Dataset items
----------------
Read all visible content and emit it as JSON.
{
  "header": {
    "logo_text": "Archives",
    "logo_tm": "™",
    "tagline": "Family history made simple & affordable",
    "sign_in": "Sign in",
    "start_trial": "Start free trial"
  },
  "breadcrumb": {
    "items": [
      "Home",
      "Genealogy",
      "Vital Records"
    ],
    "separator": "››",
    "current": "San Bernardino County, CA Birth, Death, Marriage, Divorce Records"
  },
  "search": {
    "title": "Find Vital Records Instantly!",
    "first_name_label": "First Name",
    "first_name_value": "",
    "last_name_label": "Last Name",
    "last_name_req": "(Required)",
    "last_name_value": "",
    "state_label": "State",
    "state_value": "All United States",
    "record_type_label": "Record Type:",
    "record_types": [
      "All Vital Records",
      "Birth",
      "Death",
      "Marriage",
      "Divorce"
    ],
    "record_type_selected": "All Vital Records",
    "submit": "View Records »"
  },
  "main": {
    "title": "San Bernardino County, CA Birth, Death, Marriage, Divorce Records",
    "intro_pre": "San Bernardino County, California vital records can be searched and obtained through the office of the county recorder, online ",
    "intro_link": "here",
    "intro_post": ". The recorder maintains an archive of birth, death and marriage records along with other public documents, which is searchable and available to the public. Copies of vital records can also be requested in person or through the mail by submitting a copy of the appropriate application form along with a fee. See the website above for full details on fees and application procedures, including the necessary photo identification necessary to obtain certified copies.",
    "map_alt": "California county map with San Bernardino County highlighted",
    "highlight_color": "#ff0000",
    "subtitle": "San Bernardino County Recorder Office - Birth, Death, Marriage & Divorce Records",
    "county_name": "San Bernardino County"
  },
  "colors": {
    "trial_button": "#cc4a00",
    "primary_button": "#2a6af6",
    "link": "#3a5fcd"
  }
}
----------------
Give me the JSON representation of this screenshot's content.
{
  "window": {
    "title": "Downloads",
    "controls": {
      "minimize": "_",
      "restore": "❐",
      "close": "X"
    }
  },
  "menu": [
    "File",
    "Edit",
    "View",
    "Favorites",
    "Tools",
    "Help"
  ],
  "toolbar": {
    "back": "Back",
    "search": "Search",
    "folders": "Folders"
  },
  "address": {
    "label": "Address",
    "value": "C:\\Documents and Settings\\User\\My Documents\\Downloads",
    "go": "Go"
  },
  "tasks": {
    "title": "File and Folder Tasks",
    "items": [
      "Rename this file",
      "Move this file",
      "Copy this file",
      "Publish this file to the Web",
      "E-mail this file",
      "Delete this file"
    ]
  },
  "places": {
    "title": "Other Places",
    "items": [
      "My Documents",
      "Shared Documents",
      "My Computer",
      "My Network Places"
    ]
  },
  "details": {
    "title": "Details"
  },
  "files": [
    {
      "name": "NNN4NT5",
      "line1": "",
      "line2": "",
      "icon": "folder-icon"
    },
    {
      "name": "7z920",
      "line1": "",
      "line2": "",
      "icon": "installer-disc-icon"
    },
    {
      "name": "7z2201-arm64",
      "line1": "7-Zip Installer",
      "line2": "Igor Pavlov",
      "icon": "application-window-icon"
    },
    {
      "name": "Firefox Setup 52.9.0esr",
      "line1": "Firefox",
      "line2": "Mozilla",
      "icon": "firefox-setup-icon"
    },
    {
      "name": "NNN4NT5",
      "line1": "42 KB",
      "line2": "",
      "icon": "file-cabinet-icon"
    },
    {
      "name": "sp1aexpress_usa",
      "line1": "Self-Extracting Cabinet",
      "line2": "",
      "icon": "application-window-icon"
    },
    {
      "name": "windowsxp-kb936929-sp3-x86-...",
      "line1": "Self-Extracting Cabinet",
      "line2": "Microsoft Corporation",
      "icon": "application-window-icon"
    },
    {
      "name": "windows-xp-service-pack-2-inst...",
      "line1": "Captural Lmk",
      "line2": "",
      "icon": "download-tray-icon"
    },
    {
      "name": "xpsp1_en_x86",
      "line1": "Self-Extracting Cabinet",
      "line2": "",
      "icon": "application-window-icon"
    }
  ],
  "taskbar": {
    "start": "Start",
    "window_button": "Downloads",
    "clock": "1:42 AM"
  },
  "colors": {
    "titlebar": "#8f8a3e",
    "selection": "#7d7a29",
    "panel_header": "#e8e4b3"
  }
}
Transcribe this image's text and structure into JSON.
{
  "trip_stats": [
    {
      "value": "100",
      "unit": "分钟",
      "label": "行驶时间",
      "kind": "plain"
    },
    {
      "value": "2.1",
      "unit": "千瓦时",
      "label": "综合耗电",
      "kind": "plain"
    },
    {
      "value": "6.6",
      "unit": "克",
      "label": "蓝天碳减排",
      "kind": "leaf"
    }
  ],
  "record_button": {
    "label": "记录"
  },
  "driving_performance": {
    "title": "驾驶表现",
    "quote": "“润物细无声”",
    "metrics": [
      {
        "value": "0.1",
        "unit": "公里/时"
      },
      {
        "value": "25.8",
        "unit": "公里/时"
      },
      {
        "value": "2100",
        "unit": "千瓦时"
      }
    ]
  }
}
----------------
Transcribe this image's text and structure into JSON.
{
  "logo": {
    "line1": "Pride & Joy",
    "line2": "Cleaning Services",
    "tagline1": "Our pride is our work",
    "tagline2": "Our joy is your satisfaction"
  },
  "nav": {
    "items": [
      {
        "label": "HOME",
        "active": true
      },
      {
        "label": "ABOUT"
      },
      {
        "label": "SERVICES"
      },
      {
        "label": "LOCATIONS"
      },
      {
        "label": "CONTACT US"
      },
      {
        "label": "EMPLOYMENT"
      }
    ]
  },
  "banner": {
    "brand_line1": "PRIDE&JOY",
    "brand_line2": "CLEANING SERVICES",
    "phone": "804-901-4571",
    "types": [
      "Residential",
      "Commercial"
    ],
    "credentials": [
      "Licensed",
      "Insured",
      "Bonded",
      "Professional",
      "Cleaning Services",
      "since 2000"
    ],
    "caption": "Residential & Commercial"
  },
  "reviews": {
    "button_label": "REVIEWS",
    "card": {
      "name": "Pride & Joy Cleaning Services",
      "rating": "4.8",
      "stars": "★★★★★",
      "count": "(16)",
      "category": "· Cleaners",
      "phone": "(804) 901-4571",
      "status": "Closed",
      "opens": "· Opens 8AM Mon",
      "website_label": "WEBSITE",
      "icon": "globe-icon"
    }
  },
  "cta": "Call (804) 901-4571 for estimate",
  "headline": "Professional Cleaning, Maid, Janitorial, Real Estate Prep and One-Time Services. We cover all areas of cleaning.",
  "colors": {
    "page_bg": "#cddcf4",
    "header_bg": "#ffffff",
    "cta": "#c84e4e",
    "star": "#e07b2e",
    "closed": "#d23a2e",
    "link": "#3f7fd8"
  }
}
----------------
To do: Go through the data and gather every line that holds "County".

Solved problem:
    "current": "San Bernardino County, CA Birth, Death, Marriage, Divorce Records"
    "title": "San Bernardino County, CA Birth, Death, Marriage, Divorce Records",
    "intro_pre": "San Bernardino County, California vital records can be searched and obtained through the office of the county recorder, online ",
    "map_alt": "California county map with San Bernardino County highlighted",
    "subtitle": "San Bernardino County Recorder Office - Birth, Death, Marriage & Divorce Records",
    "county_name": "San Bernardino County"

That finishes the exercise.